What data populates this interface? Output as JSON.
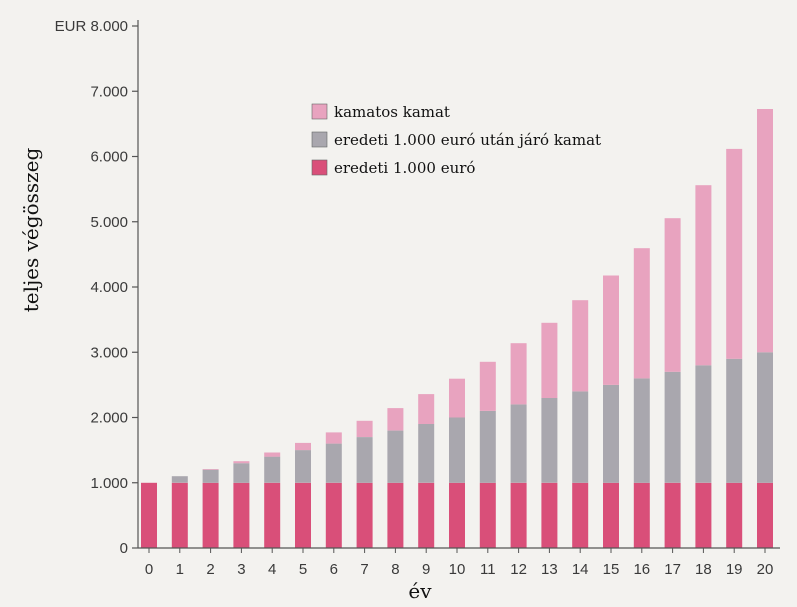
{
  "chart_data": {
    "type": "bar",
    "stacked": true,
    "categories": [
      "0",
      "1",
      "2",
      "3",
      "4",
      "5",
      "6",
      "7",
      "8",
      "9",
      "10",
      "11",
      "12",
      "13",
      "14",
      "15",
      "16",
      "17",
      "18",
      "19",
      "20"
    ],
    "series": [
      {
        "name": "eredeti 1.000 euró",
        "color": "#d94f79",
        "values": [
          1000,
          1000,
          1000,
          1000,
          1000,
          1000,
          1000,
          1000,
          1000,
          1000,
          1000,
          1000,
          1000,
          1000,
          1000,
          1000,
          1000,
          1000,
          1000,
          1000,
          1000
        ]
      },
      {
        "name": "eredeti 1.000 euró után járó kamat",
        "color": "#a9a7ae",
        "values": [
          0,
          100,
          200,
          300,
          400,
          500,
          600,
          700,
          800,
          900,
          1000,
          1100,
          1200,
          1300,
          1400,
          1500,
          1600,
          1700,
          1800,
          1900,
          2000
        ]
      },
      {
        "name": "kamatos kamat",
        "color": "#e8a3bf",
        "values": [
          0,
          0,
          10,
          31,
          64,
          111,
          172,
          249,
          344,
          458,
          594,
          753,
          938,
          1152,
          1398,
          1677,
          1995,
          2354,
          2760,
          3217,
          3728
        ]
      }
    ],
    "legend_order": [
      "kamatos kamat",
      "eredeti 1.000 euró után járó kamat",
      "eredeti 1.000 euró"
    ],
    "y_tick_labels": [
      "0",
      "1.000",
      "2.000",
      "3.000",
      "4.000",
      "5.000",
      "6.000",
      "7.000",
      "EUR 8.000"
    ],
    "y_ticks": [
      0,
      1000,
      2000,
      3000,
      4000,
      5000,
      6000,
      7000,
      8000
    ],
    "ylim": [
      0,
      8000
    ],
    "xlabel": "év",
    "ylabel": "teljes végösszeg",
    "legend_position": "top-center",
    "grid": false
  }
}
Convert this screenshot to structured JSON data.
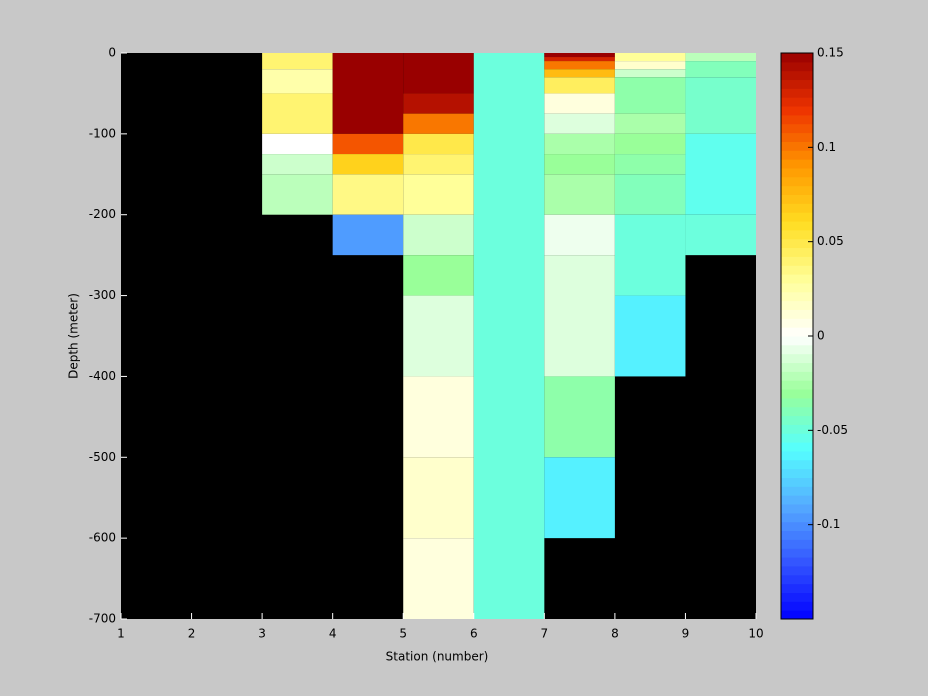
{
  "chart_data": {
    "type": "heatmap",
    "xlabel": "Station (number)",
    "ylabel": "Depth (meter)",
    "xlim": [
      1,
      10
    ],
    "xticks": [
      1,
      2,
      3,
      4,
      5,
      6,
      7,
      8,
      9,
      10
    ],
    "ylim": [
      -700,
      0
    ],
    "yticks": [
      0,
      -100,
      -200,
      -300,
      -400,
      -500,
      -600,
      -700
    ],
    "background": "#000000",
    "clim": [
      -0.15,
      0.15
    ],
    "cticks": [
      0.15,
      0.1,
      0.05,
      0,
      -0.05,
      -0.1
    ],
    "colormap": [
      "#0000ff",
      "#3355ff",
      "#55aaff",
      "#55ffff",
      "#99ff99",
      "#ffffff",
      "#ffff99",
      "#ffdd22",
      "#ff9900",
      "#ee3300",
      "#990000"
    ],
    "cells": [
      {
        "x": [
          3,
          4
        ],
        "y": [
          0,
          -20
        ],
        "value": 0.04
      },
      {
        "x": [
          3,
          4
        ],
        "y": [
          -20,
          -50
        ],
        "value": 0.025
      },
      {
        "x": [
          3,
          4
        ],
        "y": [
          -50,
          -100
        ],
        "value": 0.04
      },
      {
        "x": [
          3,
          4
        ],
        "y": [
          -100,
          -125
        ],
        "value": 0
      },
      {
        "x": [
          3,
          4
        ],
        "y": [
          -125,
          -150
        ],
        "value": -0.015
      },
      {
        "x": [
          3,
          4
        ],
        "y": [
          -150,
          -200
        ],
        "value": -0.02
      },
      {
        "x": [
          4,
          5
        ],
        "y": [
          0,
          -100
        ],
        "value": 0.15
      },
      {
        "x": [
          4,
          5
        ],
        "y": [
          -100,
          -125
        ],
        "value": 0.11
      },
      {
        "x": [
          4,
          5
        ],
        "y": [
          -125,
          -150
        ],
        "value": 0.065
      },
      {
        "x": [
          4,
          5
        ],
        "y": [
          -150,
          -200
        ],
        "value": 0.035
      },
      {
        "x": [
          4,
          5
        ],
        "y": [
          -200,
          -250
        ],
        "value": -0.095
      },
      {
        "x": [
          5,
          6
        ],
        "y": [
          0,
          -50
        ],
        "value": 0.15
      },
      {
        "x": [
          5,
          6
        ],
        "y": [
          -50,
          -75
        ],
        "value": 0.14
      },
      {
        "x": [
          5,
          6
        ],
        "y": [
          -75,
          -100
        ],
        "value": 0.1
      },
      {
        "x": [
          5,
          6
        ],
        "y": [
          -100,
          -125
        ],
        "value": 0.05
      },
      {
        "x": [
          5,
          6
        ],
        "y": [
          -125,
          -150
        ],
        "value": 0.04
      },
      {
        "x": [
          5,
          6
        ],
        "y": [
          -150,
          -200
        ],
        "value": 0.03
      },
      {
        "x": [
          5,
          6
        ],
        "y": [
          -200,
          -250
        ],
        "value": -0.015
      },
      {
        "x": [
          5,
          6
        ],
        "y": [
          -250,
          -300
        ],
        "value": -0.03
      },
      {
        "x": [
          5,
          6
        ],
        "y": [
          -300,
          -400
        ],
        "value": -0.01
      },
      {
        "x": [
          5,
          6
        ],
        "y": [
          -400,
          -500
        ],
        "value": 0.01
      },
      {
        "x": [
          5,
          6
        ],
        "y": [
          -500,
          -600
        ],
        "value": 0.015
      },
      {
        "x": [
          5,
          6
        ],
        "y": [
          -600,
          -700
        ],
        "value": 0.01
      },
      {
        "x": [
          6,
          7
        ],
        "y": [
          0,
          -700
        ],
        "value": -0.05
      },
      {
        "x": [
          7,
          8
        ],
        "y": [
          0,
          -5
        ],
        "value": 0.15
      },
      {
        "x": [
          7,
          8
        ],
        "y": [
          -5,
          -10
        ],
        "value": 0.13
      },
      {
        "x": [
          7,
          8
        ],
        "y": [
          -10,
          -20
        ],
        "value": 0.1
      },
      {
        "x": [
          7,
          8
        ],
        "y": [
          -20,
          -30
        ],
        "value": 0.075
      },
      {
        "x": [
          7,
          8
        ],
        "y": [
          -30,
          -50
        ],
        "value": 0.045
      },
      {
        "x": [
          7,
          8
        ],
        "y": [
          -50,
          -75
        ],
        "value": 0.01
      },
      {
        "x": [
          7,
          8
        ],
        "y": [
          -75,
          -100
        ],
        "value": -0.01
      },
      {
        "x": [
          7,
          8
        ],
        "y": [
          -100,
          -125
        ],
        "value": -0.025
      },
      {
        "x": [
          7,
          8
        ],
        "y": [
          -125,
          -150
        ],
        "value": -0.03
      },
      {
        "x": [
          7,
          8
        ],
        "y": [
          -150,
          -200
        ],
        "value": -0.025
      },
      {
        "x": [
          7,
          8
        ],
        "y": [
          -200,
          -250
        ],
        "value": -0.005
      },
      {
        "x": [
          7,
          8
        ],
        "y": [
          -250,
          -400
        ],
        "value": -0.01
      },
      {
        "x": [
          7,
          8
        ],
        "y": [
          -400,
          -500
        ],
        "value": -0.035
      },
      {
        "x": [
          7,
          8
        ],
        "y": [
          -500,
          -600
        ],
        "value": -0.065
      },
      {
        "x": [
          8,
          9
        ],
        "y": [
          0,
          -10
        ],
        "value": 0.03
      },
      {
        "x": [
          8,
          9
        ],
        "y": [
          -10,
          -20
        ],
        "value": 0.015
      },
      {
        "x": [
          8,
          9
        ],
        "y": [
          -20,
          -30
        ],
        "value": -0.015
      },
      {
        "x": [
          8,
          9
        ],
        "y": [
          -30,
          -75
        ],
        "value": -0.035
      },
      {
        "x": [
          8,
          9
        ],
        "y": [
          -75,
          -100
        ],
        "value": -0.025
      },
      {
        "x": [
          8,
          9
        ],
        "y": [
          -100,
          -125
        ],
        "value": -0.03
      },
      {
        "x": [
          8,
          9
        ],
        "y": [
          -125,
          -150
        ],
        "value": -0.035
      },
      {
        "x": [
          8,
          9
        ],
        "y": [
          -150,
          -200
        ],
        "value": -0.04
      },
      {
        "x": [
          8,
          9
        ],
        "y": [
          -200,
          -300
        ],
        "value": -0.05
      },
      {
        "x": [
          8,
          9
        ],
        "y": [
          -300,
          -400
        ],
        "value": -0.065
      },
      {
        "x": [
          9,
          10
        ],
        "y": [
          0,
          -10
        ],
        "value": -0.02
      },
      {
        "x": [
          9,
          10
        ],
        "y": [
          -10,
          -30
        ],
        "value": -0.04
      },
      {
        "x": [
          9,
          10
        ],
        "y": [
          -30,
          -100
        ],
        "value": -0.045
      },
      {
        "x": [
          9,
          10
        ],
        "y": [
          -100,
          -200
        ],
        "value": -0.055
      },
      {
        "x": [
          9,
          10
        ],
        "y": [
          -200,
          -250
        ],
        "value": -0.05
      }
    ]
  }
}
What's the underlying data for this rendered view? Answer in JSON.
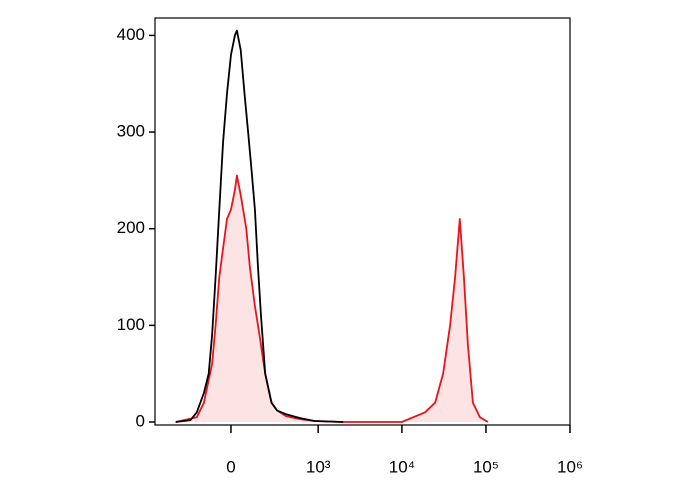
{
  "chart_data": {
    "type": "histogram-overlay",
    "xscale": "biexponential",
    "xlim": [
      -730,
      1000000
    ],
    "xticks": [
      0,
      {
        "value": 1000,
        "label": "10³"
      },
      {
        "value": 10000,
        "label": "10⁴"
      },
      {
        "value": 100000,
        "label": "10⁵"
      },
      {
        "value": 1000000,
        "label": "10⁶"
      }
    ],
    "ylim": [
      0,
      418
    ],
    "yticks": [
      0,
      100,
      200,
      300,
      400
    ],
    "series": [
      {
        "color": "#000000",
        "x": [
          -400,
          -250,
          -200,
          -150,
          -120,
          -100,
          -80,
          -60,
          -40,
          -20,
          0,
          20,
          30,
          50,
          70,
          90,
          110,
          130,
          150,
          170,
          200,
          250,
          300,
          400,
          600,
          900,
          2000
        ],
        "values": [
          0,
          2,
          10,
          30,
          50,
          90,
          150,
          220,
          290,
          340,
          380,
          400,
          405,
          385,
          340,
          300,
          260,
          220,
          160,
          110,
          50,
          20,
          12,
          8,
          4,
          1,
          0
        ]
      },
      {
        "color": "#e8141b",
        "fill": "#fce4e4",
        "x": [
          -400,
          -200,
          -150,
          -100,
          -80,
          -60,
          -40,
          -20,
          0,
          20,
          30,
          50,
          80,
          100,
          130,
          160,
          200,
          250,
          300,
          400,
          600,
          900,
          2000,
          10000,
          18900,
          24800,
          30900,
          37400,
          42900,
          48900,
          54600,
          60900,
          70000,
          84800,
          105600
        ],
        "values": [
          0,
          5,
          20,
          60,
          100,
          150,
          180,
          210,
          220,
          240,
          255,
          235,
          200,
          160,
          120,
          90,
          50,
          20,
          12,
          6,
          3,
          1,
          0,
          0,
          10,
          20,
          50,
          100,
          150,
          210,
          150,
          80,
          20,
          5,
          0
        ]
      }
    ]
  }
}
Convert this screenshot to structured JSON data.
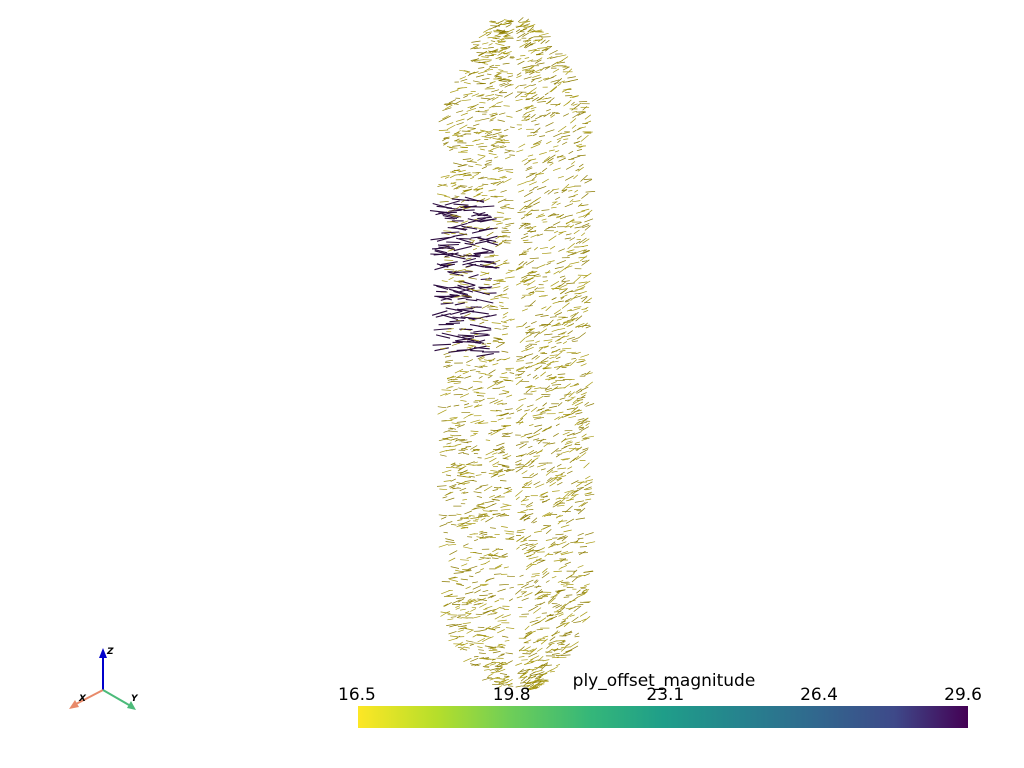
........
Objective >>
Give only the number of lines in the entries above that contain the string "JSON".

The result >>
4